> **Excerpted text**
Begin
A child custody account is a securities account that is set up specifically for minors, ideally at birth. It enables parents or legal representatives to invest in various securities such as shares, funds or ETFs (exchange-traded funds) on behalf of the child. ETFs are exchange-traded funds that track an index such as the DAX or the MSCI World and offer a simple way to invest in a broad range of asset classes.
The aim is to build up a financial cushion for the child through long-term investments such as a securities savings plan, which will be available for training, studies, the first car or other important phases of life, for example.
Why the securities account for children is so popular
A Direkt-Depot-Junior offers the opportunity to build up a financial cushion for the next generation at an early stage. Regular payments or a one-off investment and the use of interest and the compound interest effect can build up a considerable capital stock over the years.
Children learn how to handle money and investments at an early age, which strengthens their financial literacy. In addition, a share portfolio for children offers the opportunity to build up assets early on and secure your children's future.
Where is a children's depot set up?
As a first step, the child's legal representative chooses a bank or broker that offers custody accounts for children. A broker is a financial services provider that acts as an intermediary between buyers and sellers of securities. It is worth comparing different providers in terms of fees, investment options and user-friendliness in order to find the right online banking partner.
It is important to note that grandparents are generally not legal representatives of a child and therefore cannot open a custody account. However, there are providers who accept a power of attorney.
Investment products for children's custody accounts
Investments in equity markets offer significantly higher potential returns compared to traditional forms of saving such as call money and fixed-term deposits. A well-thought-out investment strategy is crucial to minimize the risk.
A key component of this is diversification, ideally by investing in ETFs in order to broadly diversify the investment and hedge against risks. It is advisable to plan for an investment period of at least ten years in order to benefit from market fluctuations and achieve stable long-term returns.
However, a child custody account also has disadvantages
Despite the advantages mentioned, the potential disadvantages of a junior custody account should not be ignored before opening one with providers such as comdirect or Sparkasse. It is important to be aware of these aspects in order to make an informed decision.
Profits must be fully taxed in the event of realignment
In the event of reallocations within the junior custody account, for example when selling securities to realign the investment strategy, taxes are incurred on the gains made. This also applies to an ETF savings plan and reduces the return by a good quarter (withholding tax plus church tax).
End
> **Aim**
Render this sentence from the text on child custody accounts in Spanish: "It is important to note that grandparents are generally not legal representatives of a child and therefore cannot open a custody account." The material after this point comes from a separate source.

> **Source data**
Begin
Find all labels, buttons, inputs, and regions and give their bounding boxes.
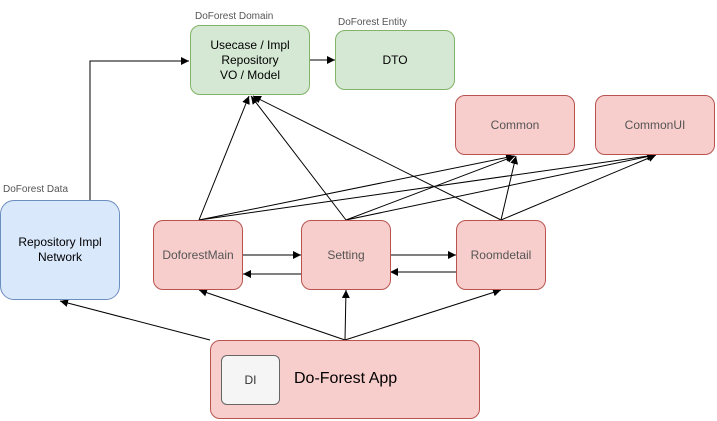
End
> **Answer to this exercise**
Es importante tener en cuenta que, por lo general, los abuelos no son representantes legales de un niño y, por lo tanto, no pueden abrir una cuenta de custodia.